— BEGIN DATASET CONTENT —

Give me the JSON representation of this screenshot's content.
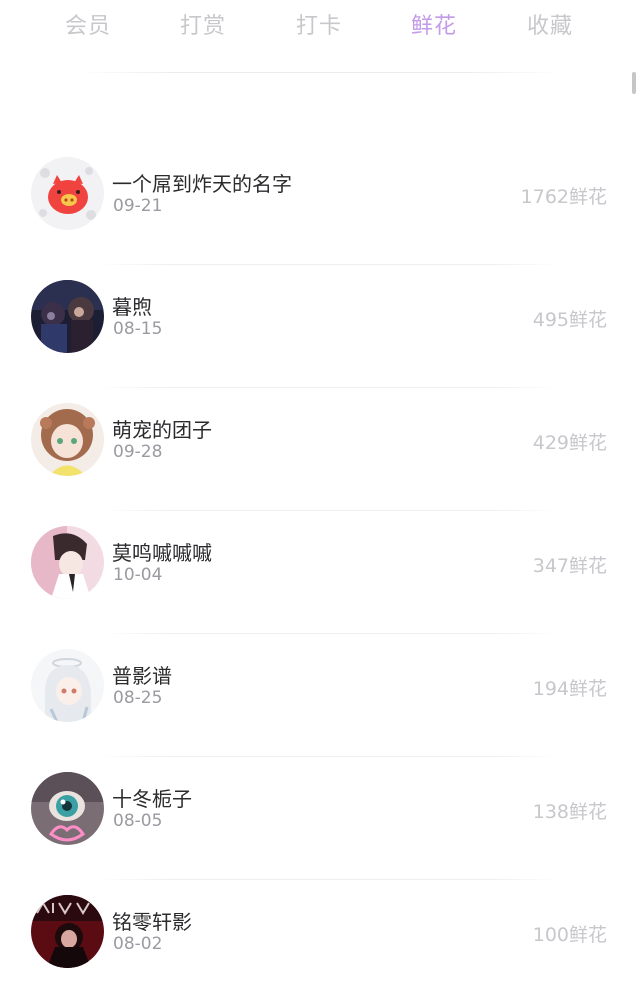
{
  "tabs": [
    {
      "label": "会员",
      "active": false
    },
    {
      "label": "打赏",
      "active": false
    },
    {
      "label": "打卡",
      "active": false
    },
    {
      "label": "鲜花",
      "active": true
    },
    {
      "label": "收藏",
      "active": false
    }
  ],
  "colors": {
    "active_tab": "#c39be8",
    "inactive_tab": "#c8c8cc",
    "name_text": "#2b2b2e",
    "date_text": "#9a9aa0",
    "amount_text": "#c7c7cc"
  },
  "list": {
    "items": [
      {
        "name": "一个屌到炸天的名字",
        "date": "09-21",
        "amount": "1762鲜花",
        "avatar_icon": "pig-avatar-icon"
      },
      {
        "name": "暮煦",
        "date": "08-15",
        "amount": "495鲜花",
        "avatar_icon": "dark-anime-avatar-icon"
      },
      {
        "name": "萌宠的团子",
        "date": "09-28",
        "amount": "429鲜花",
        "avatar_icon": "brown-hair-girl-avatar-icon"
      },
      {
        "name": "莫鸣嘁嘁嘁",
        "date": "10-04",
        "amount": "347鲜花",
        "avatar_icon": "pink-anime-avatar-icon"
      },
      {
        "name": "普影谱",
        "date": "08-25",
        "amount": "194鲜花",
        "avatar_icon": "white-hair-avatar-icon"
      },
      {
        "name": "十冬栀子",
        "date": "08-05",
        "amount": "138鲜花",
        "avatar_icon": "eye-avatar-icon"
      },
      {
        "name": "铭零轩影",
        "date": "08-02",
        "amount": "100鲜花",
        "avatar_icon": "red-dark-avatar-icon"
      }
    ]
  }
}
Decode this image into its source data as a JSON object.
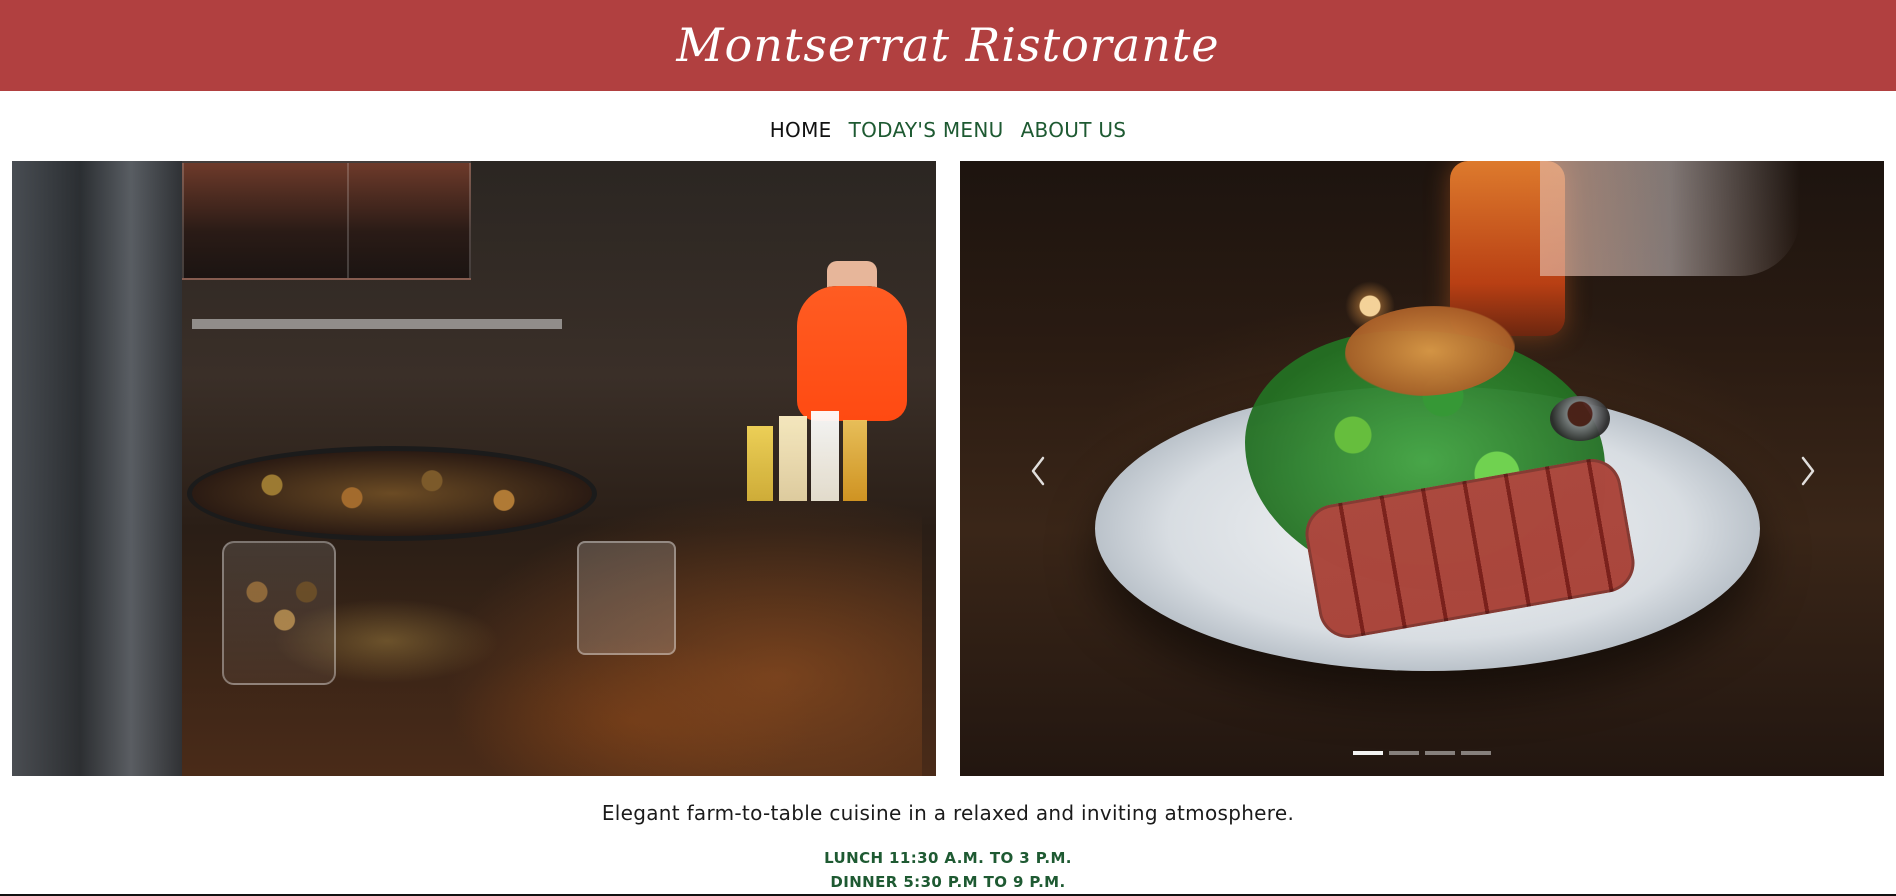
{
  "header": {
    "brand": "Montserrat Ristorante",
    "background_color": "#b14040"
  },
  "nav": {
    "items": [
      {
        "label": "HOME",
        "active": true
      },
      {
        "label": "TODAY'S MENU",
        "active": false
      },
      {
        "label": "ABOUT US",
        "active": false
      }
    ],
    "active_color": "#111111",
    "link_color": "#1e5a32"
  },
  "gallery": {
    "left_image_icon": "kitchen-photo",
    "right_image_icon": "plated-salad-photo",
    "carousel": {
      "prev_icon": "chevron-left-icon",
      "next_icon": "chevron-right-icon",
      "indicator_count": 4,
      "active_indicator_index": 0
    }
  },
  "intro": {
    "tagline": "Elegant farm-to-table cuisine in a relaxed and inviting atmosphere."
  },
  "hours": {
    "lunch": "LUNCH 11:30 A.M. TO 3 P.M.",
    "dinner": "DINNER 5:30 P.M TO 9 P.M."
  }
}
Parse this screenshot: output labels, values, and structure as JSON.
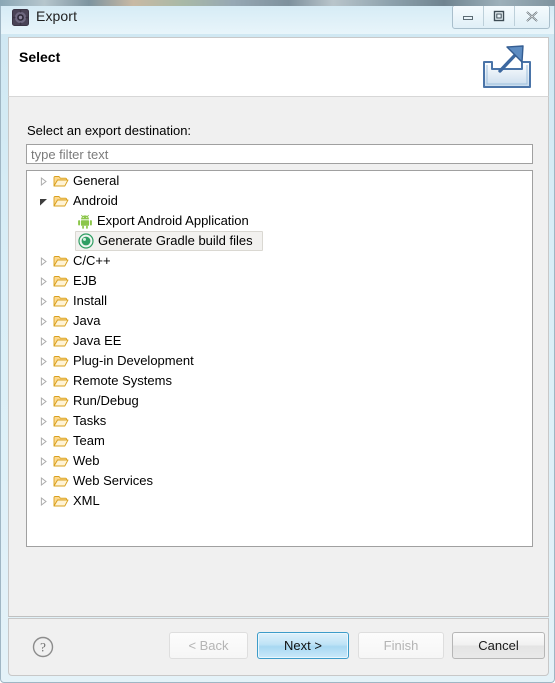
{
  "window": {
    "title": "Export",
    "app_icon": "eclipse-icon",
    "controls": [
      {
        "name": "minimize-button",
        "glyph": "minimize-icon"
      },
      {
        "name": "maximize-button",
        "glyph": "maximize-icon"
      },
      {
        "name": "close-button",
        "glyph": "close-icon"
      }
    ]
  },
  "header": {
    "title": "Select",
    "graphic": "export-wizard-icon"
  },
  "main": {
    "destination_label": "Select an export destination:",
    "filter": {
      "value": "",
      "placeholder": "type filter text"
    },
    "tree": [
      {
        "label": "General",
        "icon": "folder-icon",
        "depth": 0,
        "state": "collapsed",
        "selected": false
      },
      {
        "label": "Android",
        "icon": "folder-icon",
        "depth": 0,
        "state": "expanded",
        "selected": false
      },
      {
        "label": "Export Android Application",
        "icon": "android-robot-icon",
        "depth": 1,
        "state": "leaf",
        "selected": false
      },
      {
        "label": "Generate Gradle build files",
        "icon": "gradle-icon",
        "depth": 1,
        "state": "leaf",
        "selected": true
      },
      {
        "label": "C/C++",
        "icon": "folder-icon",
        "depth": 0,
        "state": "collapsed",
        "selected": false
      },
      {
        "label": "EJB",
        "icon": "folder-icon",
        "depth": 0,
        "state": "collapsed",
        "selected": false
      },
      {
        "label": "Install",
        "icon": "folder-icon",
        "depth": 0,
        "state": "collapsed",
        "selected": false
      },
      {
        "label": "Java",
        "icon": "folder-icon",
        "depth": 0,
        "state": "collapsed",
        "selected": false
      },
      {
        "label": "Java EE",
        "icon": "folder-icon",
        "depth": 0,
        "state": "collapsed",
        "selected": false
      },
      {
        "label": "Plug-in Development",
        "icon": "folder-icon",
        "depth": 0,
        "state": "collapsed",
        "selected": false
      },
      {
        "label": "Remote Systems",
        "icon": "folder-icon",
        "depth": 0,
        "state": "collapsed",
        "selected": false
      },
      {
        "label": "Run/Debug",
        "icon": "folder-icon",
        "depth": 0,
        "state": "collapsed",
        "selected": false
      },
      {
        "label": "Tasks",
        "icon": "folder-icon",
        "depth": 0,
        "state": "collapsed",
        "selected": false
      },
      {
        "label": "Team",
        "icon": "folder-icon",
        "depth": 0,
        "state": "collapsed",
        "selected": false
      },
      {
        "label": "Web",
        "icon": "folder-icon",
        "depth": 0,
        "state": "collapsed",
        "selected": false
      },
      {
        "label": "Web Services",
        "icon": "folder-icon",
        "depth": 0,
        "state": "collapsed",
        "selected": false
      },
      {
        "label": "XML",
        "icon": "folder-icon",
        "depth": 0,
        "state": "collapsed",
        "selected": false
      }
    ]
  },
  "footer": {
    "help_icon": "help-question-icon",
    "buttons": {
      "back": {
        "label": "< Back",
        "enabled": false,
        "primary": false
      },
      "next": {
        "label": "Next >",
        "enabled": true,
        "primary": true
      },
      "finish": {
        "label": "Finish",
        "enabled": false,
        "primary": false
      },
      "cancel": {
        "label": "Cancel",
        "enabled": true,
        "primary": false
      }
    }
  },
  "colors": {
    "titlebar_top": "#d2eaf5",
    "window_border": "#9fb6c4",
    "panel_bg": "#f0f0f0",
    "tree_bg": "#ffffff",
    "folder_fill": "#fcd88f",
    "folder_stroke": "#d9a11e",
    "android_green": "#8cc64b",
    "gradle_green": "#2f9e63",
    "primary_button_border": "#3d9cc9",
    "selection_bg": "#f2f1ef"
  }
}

— END DATASET CONTENT —

YOUR OBJECTIVE – Review the preceding data and report every line that includes the string "chevron".

PROBLEM SOLUTION –
      "prev_icon": "chevron-left-icon",
      "next_icon": "chevron-right-icon",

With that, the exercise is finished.